Problem to work on:
Without altering anything, repeat each of the records.

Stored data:
______

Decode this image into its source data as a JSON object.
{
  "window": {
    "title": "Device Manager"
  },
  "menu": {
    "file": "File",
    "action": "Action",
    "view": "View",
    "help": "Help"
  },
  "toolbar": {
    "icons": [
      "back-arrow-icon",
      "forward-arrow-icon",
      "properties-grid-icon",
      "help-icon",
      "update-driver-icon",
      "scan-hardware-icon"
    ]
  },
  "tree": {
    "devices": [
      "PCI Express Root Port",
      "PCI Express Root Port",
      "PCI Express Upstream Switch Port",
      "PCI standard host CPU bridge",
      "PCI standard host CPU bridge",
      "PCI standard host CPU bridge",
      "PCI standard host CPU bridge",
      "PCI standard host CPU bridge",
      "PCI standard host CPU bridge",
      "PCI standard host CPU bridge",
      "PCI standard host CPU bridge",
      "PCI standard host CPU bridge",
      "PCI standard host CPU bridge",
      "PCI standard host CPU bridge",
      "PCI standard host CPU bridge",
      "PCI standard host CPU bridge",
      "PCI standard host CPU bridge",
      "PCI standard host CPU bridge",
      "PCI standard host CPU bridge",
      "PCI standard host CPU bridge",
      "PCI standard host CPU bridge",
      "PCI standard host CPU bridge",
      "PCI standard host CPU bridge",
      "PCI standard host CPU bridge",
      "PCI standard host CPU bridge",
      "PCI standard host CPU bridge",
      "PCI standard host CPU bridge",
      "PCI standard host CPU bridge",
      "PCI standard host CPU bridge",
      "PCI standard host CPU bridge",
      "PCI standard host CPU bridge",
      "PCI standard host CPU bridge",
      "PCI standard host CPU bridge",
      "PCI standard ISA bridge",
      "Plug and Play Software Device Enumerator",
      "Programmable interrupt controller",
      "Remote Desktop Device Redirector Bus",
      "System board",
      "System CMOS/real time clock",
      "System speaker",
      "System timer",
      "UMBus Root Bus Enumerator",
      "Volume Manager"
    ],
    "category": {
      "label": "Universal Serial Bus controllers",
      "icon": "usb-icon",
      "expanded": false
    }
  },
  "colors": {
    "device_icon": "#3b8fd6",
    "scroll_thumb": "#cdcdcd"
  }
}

______

Correct answer:
Decode this image into its source data as a JSON object.
{
  "window": {
    "title": "Device Manager"
  },
  "menu": {
    "file": "File",
    "action": "Action",
    "view": "View",
    "help": "Help"
  },
  "toolbar": {
    "icons": [
      "back-arrow-icon",
      "forward-arrow-icon",
      "properties-grid-icon",
      "help-icon",
      "update-driver-icon",
      "scan-hardware-icon"
    ]
  },
  "tree": {
    "devices": [
      "PCI Express Root Port",
      "PCI Express Root Port",
      "PCI Express Upstream Switch Port",
      "PCI standard host CPU bridge",
      "PCI standard host CPU bridge",
      "PCI standard host CPU bridge",
      "PCI standard host CPU bridge",
      "PCI standard host CPU bridge",
      "PCI standard host CPU bridge",
      "PCI standard host CPU bridge",
      "PCI standard host CPU bridge",
      "PCI standard host CPU bridge",
      "PCI standard host CPU bridge",
      "PCI standard host CPU bridge",
      "PCI standard host CPU bridge",
      "PCI standard host CPU bridge",
      "PCI standard host CPU bridge",
      "PCI standard host CPU bridge",
      "PCI standard host CPU bridge",
      "PCI standard host CPU bridge",
      "PCI standard host CPU bridge",
      "PCI standard host CPU bridge",
      "PCI standard host CPU bridge",
      "PCI standard host CPU bridge",
      "PCI standard host CPU bridge",
      "PCI standard host CPU bridge",
      "PCI standard host CPU bridge",
      "PCI standard host CPU bridge",
      "PCI standard host CPU bridge",
      "PCI standard host CPU bridge",
      "PCI standard host CPU bridge",
      "PCI standard host CPU bridge",
      "PCI standard host CPU bridge",
      "PCI standard ISA bridge",
      "Plug and Play Software Device Enumerator",
      "Programmable interrupt controller",
      "Remote Desktop Device Redirector Bus",
      "System board",
      "System CMOS/real time clock",
      "System speaker",
      "System timer",
      "UMBus Root Bus Enumerator",
      "Volume Manager"
    ],
    "category": {
      "label": "Universal Serial Bus controllers",
      "icon": "usb-icon",
      "expanded": false
    }
  },
  "colors": {
    "device_icon": "#3b8fd6",
    "scroll_thumb": "#cdcdcd"
  }
}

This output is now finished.